◆ Görev ◆
Aşağıdaki kayıtların başındaki ilk satırdan başlayıp "box-small_world-200 bbox=[858, 58, 1005, 461]" geçen satıra kadar, o satır da dahil, tüm satırları hiç değiştirmeden yazın.

◆ Verilen malzeme ◆
........

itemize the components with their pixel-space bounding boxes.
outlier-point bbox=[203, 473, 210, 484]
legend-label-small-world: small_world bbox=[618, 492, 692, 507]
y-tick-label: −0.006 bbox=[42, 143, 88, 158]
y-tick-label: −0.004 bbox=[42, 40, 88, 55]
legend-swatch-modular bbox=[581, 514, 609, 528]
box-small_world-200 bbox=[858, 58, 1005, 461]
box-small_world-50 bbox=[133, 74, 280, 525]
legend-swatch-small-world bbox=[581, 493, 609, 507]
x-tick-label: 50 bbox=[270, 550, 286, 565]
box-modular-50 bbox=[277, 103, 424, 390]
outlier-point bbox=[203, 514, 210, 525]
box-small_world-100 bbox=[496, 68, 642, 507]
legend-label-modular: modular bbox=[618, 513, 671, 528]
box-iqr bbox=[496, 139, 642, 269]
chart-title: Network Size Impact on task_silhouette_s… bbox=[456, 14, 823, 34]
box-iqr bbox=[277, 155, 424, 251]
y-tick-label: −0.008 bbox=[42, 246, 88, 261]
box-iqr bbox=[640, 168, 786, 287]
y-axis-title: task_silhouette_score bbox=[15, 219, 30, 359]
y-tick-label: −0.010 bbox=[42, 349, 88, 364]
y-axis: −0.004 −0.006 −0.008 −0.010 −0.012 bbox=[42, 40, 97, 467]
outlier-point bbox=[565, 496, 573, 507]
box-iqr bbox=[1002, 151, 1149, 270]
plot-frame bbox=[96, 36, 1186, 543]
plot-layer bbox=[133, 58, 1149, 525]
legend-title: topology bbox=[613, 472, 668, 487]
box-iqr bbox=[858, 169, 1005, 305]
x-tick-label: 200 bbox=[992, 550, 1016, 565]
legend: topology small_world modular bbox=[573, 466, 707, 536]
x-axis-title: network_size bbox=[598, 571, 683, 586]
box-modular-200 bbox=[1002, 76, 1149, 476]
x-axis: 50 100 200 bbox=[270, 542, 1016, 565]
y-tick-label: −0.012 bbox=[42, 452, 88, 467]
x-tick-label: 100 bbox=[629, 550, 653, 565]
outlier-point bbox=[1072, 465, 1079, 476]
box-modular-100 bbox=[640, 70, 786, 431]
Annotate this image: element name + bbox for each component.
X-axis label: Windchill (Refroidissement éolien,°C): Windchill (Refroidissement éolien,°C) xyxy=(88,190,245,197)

........

◆ Tam yanıt ◆
itemize the components with their pixel-space bounding boxes.
outlier-point bbox=[203, 473, 210, 484]
legend-label-small-world: small_world bbox=[618, 492, 692, 507]
y-tick-label: −0.006 bbox=[42, 143, 88, 158]
y-tick-label: −0.004 bbox=[42, 40, 88, 55]
legend-swatch-modular bbox=[581, 514, 609, 528]
box-small_world-200 bbox=[858, 58, 1005, 461]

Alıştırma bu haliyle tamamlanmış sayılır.